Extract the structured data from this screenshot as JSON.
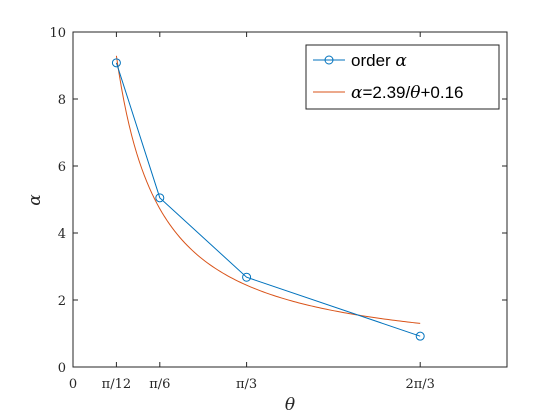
{
  "chart_data": {
    "type": "line",
    "xlabel": "θ",
    "ylabel": "α",
    "xlim": [
      0,
      2.618
    ],
    "ylim": [
      0,
      10
    ],
    "x_ticks": [
      {
        "value": 0,
        "label": "0"
      },
      {
        "value": 0.2618,
        "label": "π/12"
      },
      {
        "value": 0.5236,
        "label": "π/6"
      },
      {
        "value": 1.0472,
        "label": "π/3"
      },
      {
        "value": 2.0944,
        "label": "2π/3"
      }
    ],
    "y_ticks": [
      {
        "value": 0,
        "label": "0"
      },
      {
        "value": 2,
        "label": "2"
      },
      {
        "value": 4,
        "label": "4"
      },
      {
        "value": 6,
        "label": "6"
      },
      {
        "value": 8,
        "label": "8"
      },
      {
        "value": 10,
        "label": "10"
      }
    ],
    "series": [
      {
        "name": "order α",
        "name_prefix": "order ",
        "name_math": "α",
        "color": "#0072BD",
        "marker": "circle",
        "x": [
          0.2618,
          0.5236,
          1.0472,
          2.0944
        ],
        "y": [
          9.08,
          5.05,
          2.68,
          0.92
        ]
      },
      {
        "name": "α=2.39/θ+0.16",
        "name_math1": "α",
        "name_mid": "=2.39/",
        "name_math2": "θ",
        "name_tail": "+0.16",
        "color": "#D95319",
        "marker": "none",
        "fit": {
          "a": 2.39,
          "b": 0.16,
          "x_start": 0.2618,
          "x_end": 2.0944
        }
      }
    ],
    "legend_position": "top-right",
    "grid": false
  }
}
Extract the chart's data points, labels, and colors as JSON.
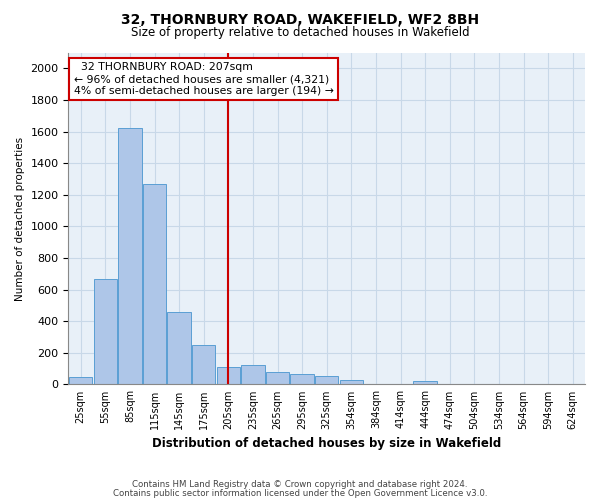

+ + + +

**Exercise task:** Set every line down exactly as written, leaving each picture out.

**Written answer:**
Extract the structured data from this screenshot as JSON.
{
  "chart_data": {
    "type": "line",
    "xlabel": "θ",
    "ylabel": "α",
    "xlim": [
      0,
      2.618
    ],
    "ylim": [
      0,
      10
    ],
    "x_ticks": [
      {
        "value": 0,
        "label": "0"
      },
      {
        "value": 0.2618,
        "label": "π/12"
      },
      {
        "value": 0.5236,
        "label": "π/6"
      },
      {
        "value": 1.0472,
        "label": "π/3"
      },
      {
        "value": 2.0944,
        "label": "2π/3"
      }
    ],
    "y_ticks": [
      {
        "value": 0,
        "label": "0"
      },
      {
        "value": 2,
        "label": "2"
      },
      {
        "value": 4,
        "label": "4"
      },
      {
        "value": 6,
        "label": "6"
      },
      {
        "value": 8,
        "label": "8"
      },
      {
        "value": 10,
        "label": "10"
      }
    ],
    "series": [
      {
        "name": "order α",
        "name_prefix": "order ",
        "name_math": "α",
        "color": "#0072BD",
        "marker": "circle",
        "x": [
          0.2618,
          0.5236,
          1.0472,
          2.0944
        ],
        "y": [
          9.08,
          5.05,
          2.68,
          0.92
        ]
      },
      {
        "name": "α=2.39/θ+0.16",
        "name_math1": "α",
        "name_mid": "=2.39/",
        "name_math2": "θ",
        "name_tail": "+0.16",
        "color": "#D95319",
        "marker": "none",
        "fit": {
          "a": 2.39,
          "b": 0.16,
          "x_start": 0.2618,
          "x_end": 2.0944
        }
      }
    ],
    "legend_position": "top-right",
    "grid": false
  }
}
Extract the chart's data points, labels, and colors as JSON.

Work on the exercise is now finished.